Task details: Reproduce the full listing below unchanged, apart from the pictures.
____ Data records
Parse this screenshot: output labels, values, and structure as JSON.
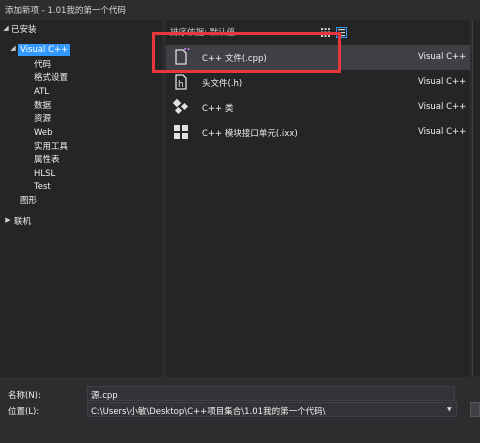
{
  "window": {
    "title": "添加新项 - 1.01我的第一个代码"
  },
  "tree": {
    "installed": "已安装",
    "visual_cpp": "Visual C++",
    "children": [
      "代码",
      "格式设置",
      "ATL",
      "数据",
      "资源",
      "Web",
      "实用工具",
      "属性表",
      "HLSL",
      "Test"
    ],
    "graphics": "图形",
    "online": "联机"
  },
  "sort": {
    "label": "排序依据: 默认值"
  },
  "items": [
    {
      "name": "C++ 文件(.cpp)",
      "lang": "Visual C++",
      "icon": "cpp-file-icon"
    },
    {
      "name": "头文件(.h)",
      "lang": "Visual C++",
      "icon": "header-file-icon"
    },
    {
      "name": "C++ 类",
      "lang": "Visual C++",
      "icon": "class-icon"
    },
    {
      "name": "C++ 模块接口单元(.ixx)",
      "lang": "Visual C++",
      "icon": "module-icon"
    }
  ],
  "form": {
    "name_label": "名称(N):",
    "name_value": "源.cpp",
    "location_label": "位置(L):",
    "location_value": "C:\\Users\\小敏\\Desktop\\C++项目集合\\1.01我的第一个代码\\"
  },
  "colors": {
    "highlight": "#e8363d",
    "accent": "#3399ff"
  }
}
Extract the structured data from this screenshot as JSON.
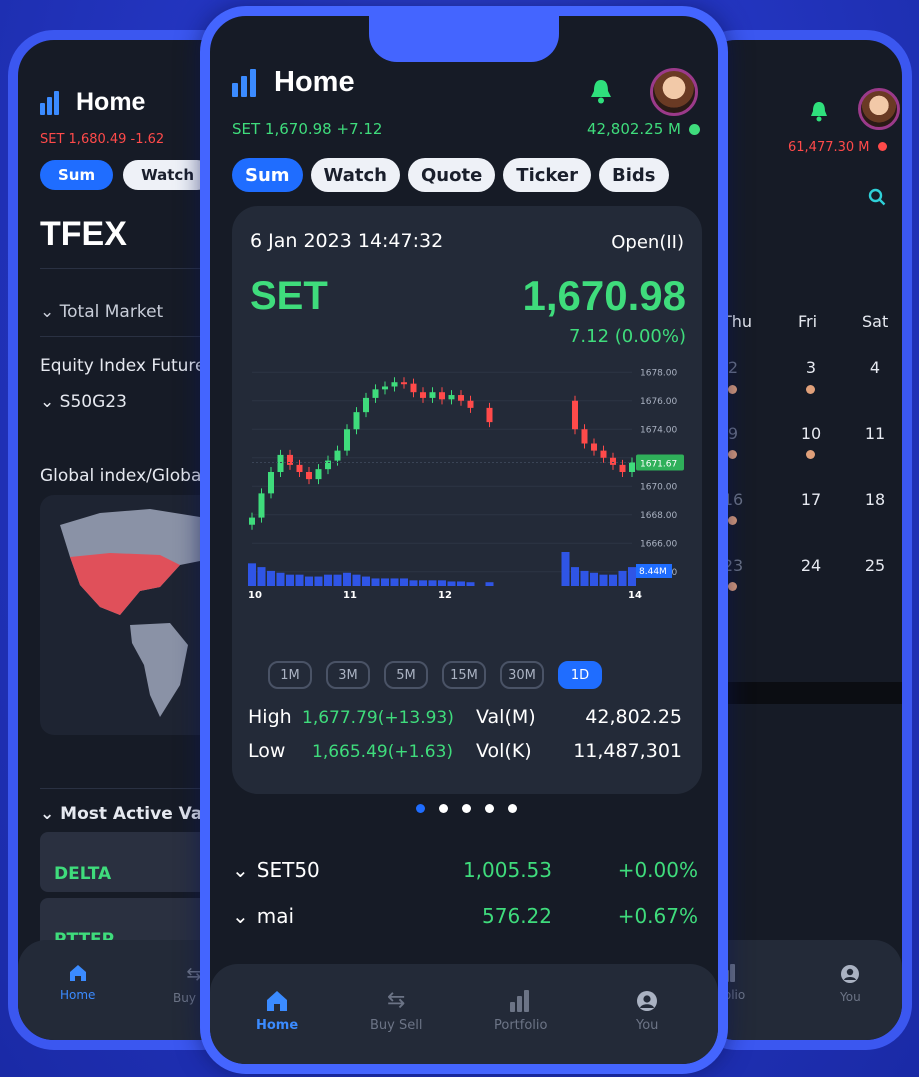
{
  "left_phone": {
    "title": "Home",
    "set_ticker": "SET 1,680.49 -1.62",
    "chips": [
      "Sum",
      "Watch"
    ],
    "section": "TFEX",
    "total_market": "Total Market",
    "equity_index_futures": "Equity Index Futures",
    "s50": "S50G23",
    "global_index": "Global index/Globa",
    "most_active": "Most Active Va",
    "stocks": [
      "DELTA",
      "PTTEP"
    ],
    "tabs": [
      "Home",
      "Buy Se"
    ]
  },
  "center_phone": {
    "title": "Home",
    "set_ticker": "SET 1,670.98 +7.12",
    "market_value": "42,802.25 M",
    "chips": [
      "Sum",
      "Watch",
      "Quote",
      "Ticker",
      "Bids"
    ],
    "datetime": "6 Jan 2023 14:47:32",
    "market_status": "Open(II)",
    "index_name": "SET",
    "index_value": "1,670.98",
    "index_change": "7.12 (0.00%)",
    "timeframes": [
      "1M",
      "3M",
      "5M",
      "15M",
      "30M",
      "1D"
    ],
    "high_label": "High",
    "high_value": "1,677.79(+13.93)",
    "low_label": "Low",
    "low_value": "1,665.49(+1.63)",
    "val_label": "Val(M)",
    "val_value": "42,802.25",
    "vol_label": "Vol(K)",
    "vol_value": "11,487,301",
    "indices": [
      {
        "name": "SET50",
        "value": "1,005.53",
        "change": "+0.00%"
      },
      {
        "name": "mai",
        "value": "576.22",
        "change": "+0.67%"
      }
    ],
    "tabs": [
      "Home",
      "Buy Sell",
      "Portfolio",
      "You"
    ]
  },
  "right_phone": {
    "market_value": "61,477.30 M",
    "weekdays": [
      "Thu",
      "Fri",
      "Sat"
    ],
    "dates": [
      [
        "2",
        "3",
        "4"
      ],
      [
        "9",
        "10",
        "11"
      ],
      [
        "16",
        "17",
        "18"
      ],
      [
        "23",
        "24",
        "25"
      ]
    ],
    "tabs": [
      "rtfolio",
      "You"
    ]
  },
  "chart_data": {
    "type": "line",
    "title": "",
    "xlabel": "",
    "ylabel": "",
    "x_ticks": [
      "10",
      "11",
      "12",
      "14"
    ],
    "y_ticks": [
      "1678.00",
      "1676.00",
      "1674.00",
      "1672.00",
      "1670.00",
      "1668.00",
      "1666.00",
      "1664.00"
    ],
    "ylim": [
      1663,
      1679
    ],
    "current_price_label": "1671.67",
    "volume_label": "8.44M",
    "series": [
      {
        "x": [
          10.0,
          10.1,
          10.2,
          10.3,
          10.4,
          10.5,
          10.6,
          10.7,
          10.8,
          10.9,
          11.0,
          11.1,
          11.2,
          11.3,
          11.4,
          11.5,
          11.6,
          11.7,
          11.8,
          11.9,
          12.0,
          12.1,
          12.2,
          12.3,
          12.5,
          13.3,
          13.4,
          13.5,
          13.6,
          13.7,
          13.8,
          13.9,
          14.0
        ],
        "values": [
          1667.8,
          1669.5,
          1671.0,
          1672.2,
          1671.5,
          1671.0,
          1670.5,
          1671.2,
          1671.8,
          1672.5,
          1674.0,
          1675.2,
          1676.2,
          1676.8,
          1677.0,
          1677.3,
          1677.2,
          1676.6,
          1676.2,
          1676.6,
          1676.1,
          1676.4,
          1676.0,
          1675.5,
          1674.5,
          1676.0,
          1674.0,
          1673.0,
          1672.5,
          1672.0,
          1671.5,
          1671.0,
          1671.67
        ]
      }
    ],
    "volume": {
      "x": [
        10.0,
        10.1,
        10.2,
        10.3,
        10.4,
        10.5,
        10.6,
        10.7,
        10.8,
        10.9,
        11.0,
        11.1,
        11.2,
        11.3,
        11.4,
        11.5,
        11.6,
        11.7,
        11.8,
        11.9,
        12.0,
        12.1,
        12.2,
        12.3,
        12.5,
        13.3,
        13.4,
        13.5,
        13.6,
        13.7,
        13.8,
        13.9,
        14.0
      ],
      "values": [
        0.6,
        0.5,
        0.4,
        0.35,
        0.3,
        0.3,
        0.25,
        0.25,
        0.3,
        0.3,
        0.35,
        0.3,
        0.25,
        0.2,
        0.2,
        0.2,
        0.2,
        0.15,
        0.15,
        0.15,
        0.15,
        0.12,
        0.12,
        0.1,
        0.1,
        0.9,
        0.5,
        0.4,
        0.35,
        0.3,
        0.3,
        0.4,
        0.5
      ]
    }
  },
  "colors": {
    "background": "#2436c2",
    "frame": "#4465ff",
    "panel": "#161b26",
    "card": "#232a38",
    "accent_blue": "#1f6dff",
    "up_green": "#3fdc7c",
    "down_red": "#ff4a4a",
    "bell_green": "#2fe07c"
  }
}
________
Correct answer:
Parse this screenshot: output labels, values, and structure as JSON.
{
  "window": {
    "title": "添加新项 - 1.01我的第一个代码"
  },
  "tree": {
    "installed": "已安装",
    "visual_cpp": "Visual C++",
    "children": [
      "代码",
      "格式设置",
      "ATL",
      "数据",
      "资源",
      "Web",
      "实用工具",
      "属性表",
      "HLSL",
      "Test"
    ],
    "graphics": "图形",
    "online": "联机"
  },
  "sort": {
    "label": "排序依据: 默认值"
  },
  "items": [
    {
      "name": "C++ 文件(.cpp)",
      "lang": "Visual C++",
      "icon": "cpp-file-icon"
    },
    {
      "name": "头文件(.h)",
      "lang": "Visual C++",
      "icon": "header-file-icon"
    },
    {
      "name": "C++ 类",
      "lang": "Visual C++",
      "icon": "class-icon"
    },
    {
      "name": "C++ 模块接口单元(.ixx)",
      "lang": "Visual C++",
      "icon": "module-icon"
    }
  ],
  "form": {
    "name_label": "名称(N):",
    "name_value": "源.cpp",
    "location_label": "位置(L):",
    "location_value": "C:\\Users\\小敏\\Desktop\\C++项目集合\\1.01我的第一个代码\\"
  },
  "colors": {
    "highlight": "#e8363d",
    "accent": "#3399ff"
  }
}
Extract the structured data from this screenshot as JSON.
{
  "left_phone": {
    "title": "Home",
    "set_ticker": "SET 1,680.49 -1.62",
    "chips": [
      "Sum",
      "Watch"
    ],
    "section": "TFEX",
    "total_market": "Total Market",
    "equity_index_futures": "Equity Index Futures",
    "s50": "S50G23",
    "global_index": "Global index/Globa",
    "most_active": "Most Active Va",
    "stocks": [
      "DELTA",
      "PTTEP"
    ],
    "tabs": [
      "Home",
      "Buy Se"
    ]
  },
  "center_phone": {
    "title": "Home",
    "set_ticker": "SET 1,670.98 +7.12",
    "market_value": "42,802.25 M",
    "chips": [
      "Sum",
      "Watch",
      "Quote",
      "Ticker",
      "Bids"
    ],
    "datetime": "6 Jan 2023 14:47:32",
    "market_status": "Open(II)",
    "index_name": "SET",
    "index_value": "1,670.98",
    "index_change": "7.12 (0.00%)",
    "timeframes": [
      "1M",
      "3M",
      "5M",
      "15M",
      "30M",
      "1D"
    ],
    "high_label": "High",
    "high_value": "1,677.79(+13.93)",
    "low_label": "Low",
    "low_value": "1,665.49(+1.63)",
    "val_label": "Val(M)",
    "val_value": "42,802.25",
    "vol_label": "Vol(K)",
    "vol_value": "11,487,301",
    "indices": [
      {
        "name": "SET50",
        "value": "1,005.53",
        "change": "+0.00%"
      },
      {
        "name": "mai",
        "value": "576.22",
        "change": "+0.67%"
      }
    ],
    "tabs": [
      "Home",
      "Buy Sell",
      "Portfolio",
      "You"
    ]
  },
  "right_phone": {
    "market_value": "61,477.30 M",
    "weekdays": [
      "Thu",
      "Fri",
      "Sat"
    ],
    "dates": [
      [
        "2",
        "3",
        "4"
      ],
      [
        "9",
        "10",
        "11"
      ],
      [
        "16",
        "17",
        "18"
      ],
      [
        "23",
        "24",
        "25"
      ]
    ],
    "tabs": [
      "rtfolio",
      "You"
    ]
  },
  "chart_data": {
    "type": "line",
    "title": "",
    "xlabel": "",
    "ylabel": "",
    "x_ticks": [
      "10",
      "11",
      "12",
      "14"
    ],
    "y_ticks": [
      "1678.00",
      "1676.00",
      "1674.00",
      "1672.00",
      "1670.00",
      "1668.00",
      "1666.00",
      "1664.00"
    ],
    "ylim": [
      1663,
      1679
    ],
    "current_price_label": "1671.67",
    "volume_label": "8.44M",
    "series": [
      {
        "x": [
          10.0,
          10.1,
          10.2,
          10.3,
          10.4,
          10.5,
          10.6,
          10.7,
          10.8,
          10.9,
          11.0,
          11.1,
          11.2,
          11.3,
          11.4,
          11.5,
          11.6,
          11.7,
          11.8,
          11.9,
          12.0,
          12.1,
          12.2,
          12.3,
          12.5,
          13.3,
          13.4,
          13.5,
          13.6,
          13.7,
          13.8,
          13.9,
          14.0
        ],
        "values": [
          1667.8,
          1669.5,
          1671.0,
          1672.2,
          1671.5,
          1671.0,
          1670.5,
          1671.2,
          1671.8,
          1672.5,
          1674.0,
          1675.2,
          1676.2,
          1676.8,
          1677.0,
          1677.3,
          1677.2,
          1676.6,
          1676.2,
          1676.6,
          1676.1,
          1676.4,
          1676.0,
          1675.5,
          1674.5,
          1676.0,
          1674.0,
          1673.0,
          1672.5,
          1672.0,
          1671.5,
          1671.0,
          1671.67
        ]
      }
    ],
    "volume": {
      "x": [
        10.0,
        10.1,
        10.2,
        10.3,
        10.4,
        10.5,
        10.6,
        10.7,
        10.8,
        10.9,
        11.0,
        11.1,
        11.2,
        11.3,
        11.4,
        11.5,
        11.6,
        11.7,
        11.8,
        11.9,
        12.0,
        12.1,
        12.2,
        12.3,
        12.5,
        13.3,
        13.4,
        13.5,
        13.6,
        13.7,
        13.8,
        13.9,
        14.0
      ],
      "values": [
        0.6,
        0.5,
        0.4,
        0.35,
        0.3,
        0.3,
        0.25,
        0.25,
        0.3,
        0.3,
        0.35,
        0.3,
        0.25,
        0.2,
        0.2,
        0.2,
        0.2,
        0.15,
        0.15,
        0.15,
        0.15,
        0.12,
        0.12,
        0.1,
        0.1,
        0.9,
        0.5,
        0.4,
        0.35,
        0.3,
        0.3,
        0.4,
        0.5
      ]
    }
  },
  "colors": {
    "background": "#2436c2",
    "frame": "#4465ff",
    "panel": "#161b26",
    "card": "#232a38",
    "accent_blue": "#1f6dff",
    "up_green": "#3fdc7c",
    "down_red": "#ff4a4a",
    "bell_green": "#2fe07c"
  }
}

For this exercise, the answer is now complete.